Every record that follows must be duplicated exactly, with images left out.

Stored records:
######

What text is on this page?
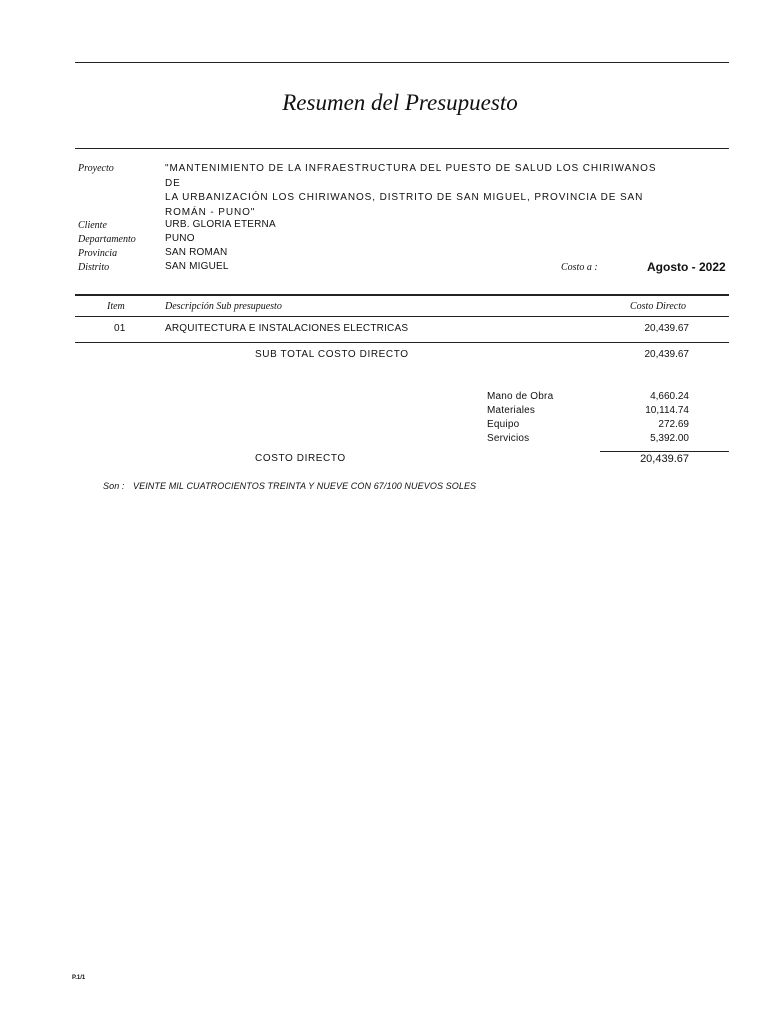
Resumen del Presupuesto
Proyecto	"MANTENIMIENTO DE LA INFRAESTRUCTURA DEL PUESTO DE SALUD LOS CHIRIWANOS DE
LA URBANIZACIÓN LOS CHIRIWANOS, DISTRITO DE SAN MIGUEL, PROVINCIA DE SAN
ROMÁN - PUNO"
Cliente	URB. GLORIA ETERNA
Departamento	PUNO
Provincia	SAN ROMAN
Distrito	SAN MIGUEL	Costo a :	Agosto - 2022
Item	Descripción Sub presupuesto	Costo Directo
01	ARQUITECTURA E INSTALACIONES ELECTRICAS	20,439.67
SUB TOTAL COSTO DIRECTO	20,439.67
Mano de Obra	4,660.24
Materiales	10,114.74
Equipo	272.69
Servicios	5,392.00
COSTO DIRECTO	20,439.67
Son : VEINTE MIL CUATROCIENTOS TREINTA Y NUEVE CON 67/100 NUEVOS SOLES
P.1/1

######

Result of this task
What text is on this page?
Resumen del Presupuesto
Proyecto	"MANTENIMIENTO DE LA INFRAESTRUCTURA DEL PUESTO DE SALUD LOS CHIRIWANOS DE
LA URBANIZACIÓN LOS CHIRIWANOS, DISTRITO DE SAN MIGUEL, PROVINCIA DE SAN
ROMÁN - PUNO"
Cliente	URB. GLORIA ETERNA
Departamento	PUNO
Provincia	SAN ROMAN
Distrito	SAN MIGUEL	Costo a :	Agosto - 2022
Item	Descripción Sub presupuesto	Costo Directo
01	ARQUITECTURA E INSTALACIONES ELECTRICAS	20,439.67
SUB TOTAL COSTO DIRECTO	20,439.67
Mano de Obra	4,660.24
Materiales	10,114.74
Equipo	272.69
Servicios	5,392.00
COSTO DIRECTO	20,439.67
Son : VEINTE MIL CUATROCIENTOS TREINTA Y NUEVE CON 67/100 NUEVOS SOLES
P.1/1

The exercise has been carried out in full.